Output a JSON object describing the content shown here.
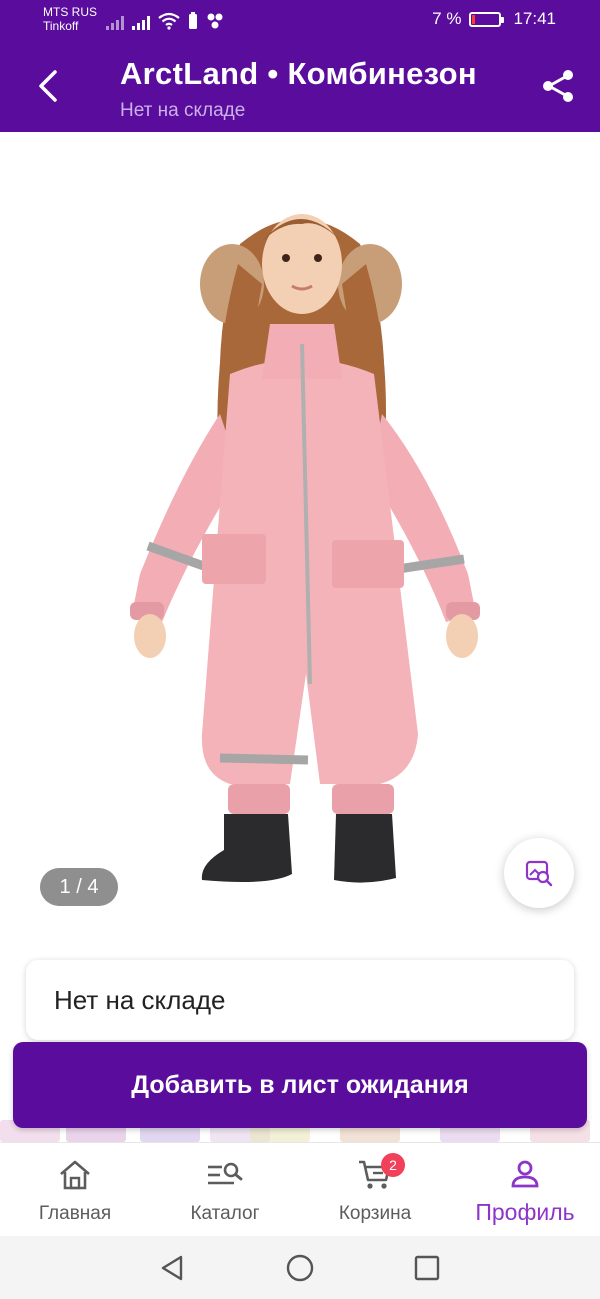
{
  "status_bar": {
    "carrier_1": "MTS RUS",
    "carrier_2": "Tinkoff",
    "battery_percent": "7 %",
    "time": "17:41",
    "battery_level": 0.07
  },
  "app_bar": {
    "title": "ArctLand • Комбинезон",
    "subtitle": "Нет на складе",
    "back_icon": "chevron-left-icon",
    "share_icon": "share-icon"
  },
  "gallery": {
    "counter": "1 / 4",
    "visual_search_icon": "image-search-icon"
  },
  "stock_card": {
    "text": "Нет на складе"
  },
  "wait_button": {
    "label": "Добавить в лист ожидания"
  },
  "bottom_nav": {
    "items": [
      {
        "label": "Главная",
        "icon": "home-icon"
      },
      {
        "label": "Каталог",
        "icon": "catalog-search-icon"
      },
      {
        "label": "Корзина",
        "icon": "cart-icon",
        "badge": "2"
      },
      {
        "label": "Профиль",
        "icon": "profile-icon",
        "active": true
      }
    ]
  },
  "colors": {
    "brand": "#5a0c9c",
    "active_nav": "#8e35c9",
    "badge": "#f0405a",
    "product": "#f2aeb4"
  }
}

What the exercise asks:
Transcribe the material as is, with images omitted.

Exercise output:
Output a JSON object describing the content shown here.
{
  "status_bar": {
    "carrier_1": "MTS RUS",
    "carrier_2": "Tinkoff",
    "battery_percent": "7 %",
    "time": "17:41",
    "battery_level": 0.07
  },
  "app_bar": {
    "title": "ArctLand • Комбинезон",
    "subtitle": "Нет на складе",
    "back_icon": "chevron-left-icon",
    "share_icon": "share-icon"
  },
  "gallery": {
    "counter": "1 / 4",
    "visual_search_icon": "image-search-icon"
  },
  "stock_card": {
    "text": "Нет на складе"
  },
  "wait_button": {
    "label": "Добавить в лист ожидания"
  },
  "bottom_nav": {
    "items": [
      {
        "label": "Главная",
        "icon": "home-icon"
      },
      {
        "label": "Каталог",
        "icon": "catalog-search-icon"
      },
      {
        "label": "Корзина",
        "icon": "cart-icon",
        "badge": "2"
      },
      {
        "label": "Профиль",
        "icon": "profile-icon",
        "active": true
      }
    ]
  },
  "colors": {
    "brand": "#5a0c9c",
    "active_nav": "#8e35c9",
    "badge": "#f0405a",
    "product": "#f2aeb4"
  }
}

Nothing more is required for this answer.